TASK INSTRUCTIONS: How many lines below contain the string "search"? Matching is case-sensitive. Reply with only the number.

_ _ _ _

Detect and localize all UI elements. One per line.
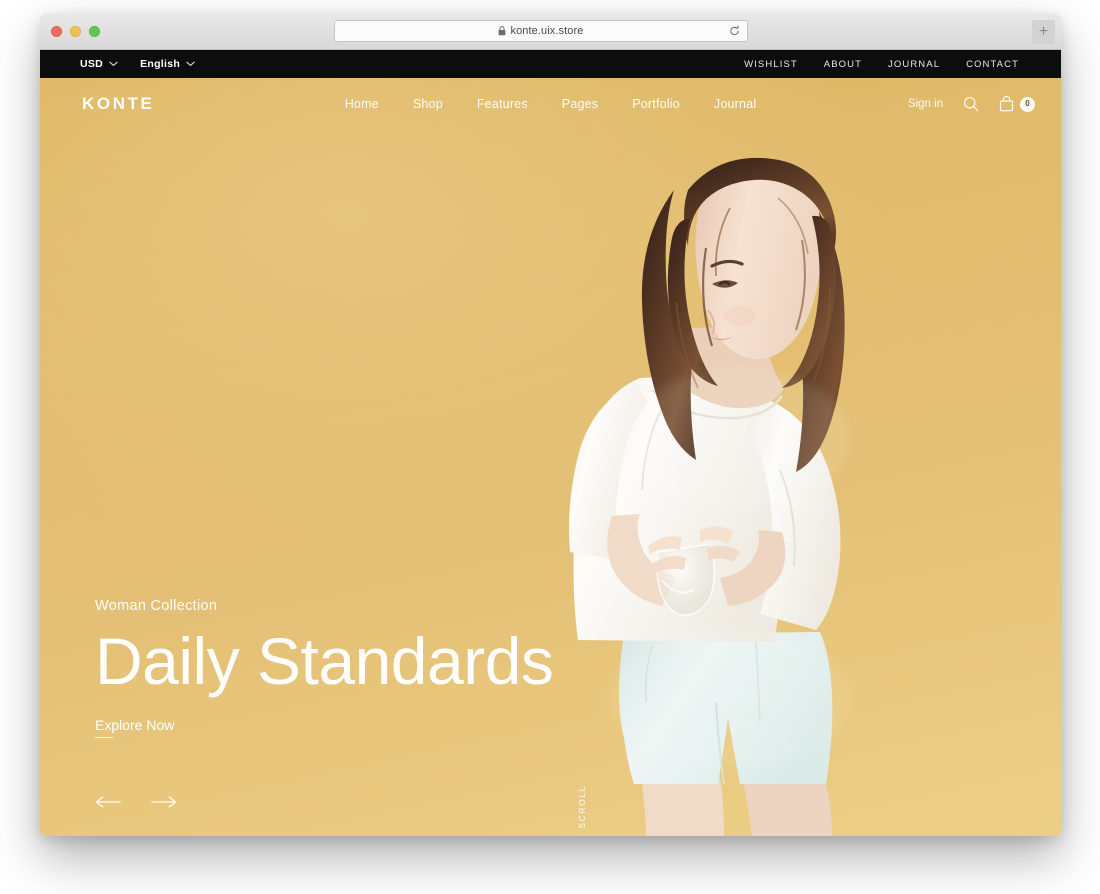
topbar-link-about[interactable]: ABOUT (824, 59, 862, 70)
currency-label: USD (80, 58, 104, 70)
scroll-indicator[interactable]: SCROLL (577, 785, 587, 836)
language-label: English (140, 58, 181, 70)
topbar-links: WISHLIST ABOUT JOURNAL CONTACT (744, 59, 1039, 70)
slider-controls (95, 795, 177, 814)
chevron-down-icon (109, 61, 118, 66)
search-icon (964, 97, 979, 112)
slider-next-button[interactable] (151, 795, 177, 814)
address-bar-content: konte.uix.store (498, 25, 583, 37)
sign-in-link[interactable]: Sign in (908, 98, 943, 110)
language-selector[interactable]: English (140, 58, 195, 70)
header-actions: Sign in 0 (908, 96, 1035, 112)
hero-eyebrow: Woman Collection (95, 598, 218, 614)
new-tab-button[interactable]: + (1032, 20, 1055, 44)
arrow-left-icon (95, 796, 121, 808)
page-viewport: USD English WISHLIST ABOUT JOURNAL CONTA… (40, 50, 1061, 836)
topbar-link-contact[interactable]: CONTACT (966, 59, 1019, 70)
address-bar[interactable]: konte.uix.store (334, 20, 748, 42)
nav-item-home[interactable]: Home (345, 97, 379, 111)
topbar-link-journal[interactable]: JOURNAL (888, 59, 940, 70)
search-button[interactable] (963, 96, 979, 112)
browser-chrome: konte.uix.store + (40, 14, 1061, 50)
nav-item-shop[interactable]: Shop (413, 97, 443, 111)
explore-now-link[interactable]: Explore Now (95, 717, 174, 739)
lock-icon (499, 26, 506, 36)
site-header: KONTE Home Shop Features Pages Portfolio… (40, 78, 1061, 130)
nav-item-portfolio[interactable]: Portfolio (632, 97, 680, 111)
cart-count-badge: 0 (1020, 96, 1035, 112)
reload-icon[interactable] (729, 25, 740, 37)
site-logo[interactable]: KONTE (82, 94, 155, 114)
address-bar-url: konte.uix.store (510, 25, 584, 37)
nav-item-pages[interactable]: Pages (562, 97, 598, 111)
cart-button[interactable]: 0 (999, 96, 1035, 112)
slider-prev-button[interactable] (95, 795, 121, 814)
minimize-window-button[interactable] (70, 26, 81, 37)
nav-item-journal[interactable]: Journal (714, 97, 756, 111)
traffic-lights (51, 26, 100, 37)
nav-item-features[interactable]: Features (477, 97, 528, 111)
hero-content: Woman Collection Daily Standards Explore… (95, 598, 554, 739)
close-window-button[interactable] (51, 26, 62, 37)
topbar-left-group: USD English (80, 58, 195, 70)
main-navigation: Home Shop Features Pages Portfolio Journ… (345, 97, 757, 111)
utility-topbar: USD English WISHLIST ABOUT JOURNAL CONTA… (40, 50, 1061, 78)
maximize-window-button[interactable] (89, 26, 100, 37)
new-tab-label: + (1038, 23, 1049, 40)
browser-window: konte.uix.store + USD English WISHLIST A… (40, 14, 1061, 836)
topbar-link-wishlist[interactable]: WISHLIST (744, 59, 798, 70)
chevron-down-icon (186, 61, 195, 66)
scroll-label: SCROLL (577, 785, 587, 829)
currency-selector[interactable]: USD (80, 58, 118, 70)
hero-title: Daily Standards (95, 624, 554, 698)
arrow-right-icon (151, 796, 177, 808)
shopping-bag-icon (999, 96, 1014, 112)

_ _ _ _

ANSWER BELOW: 2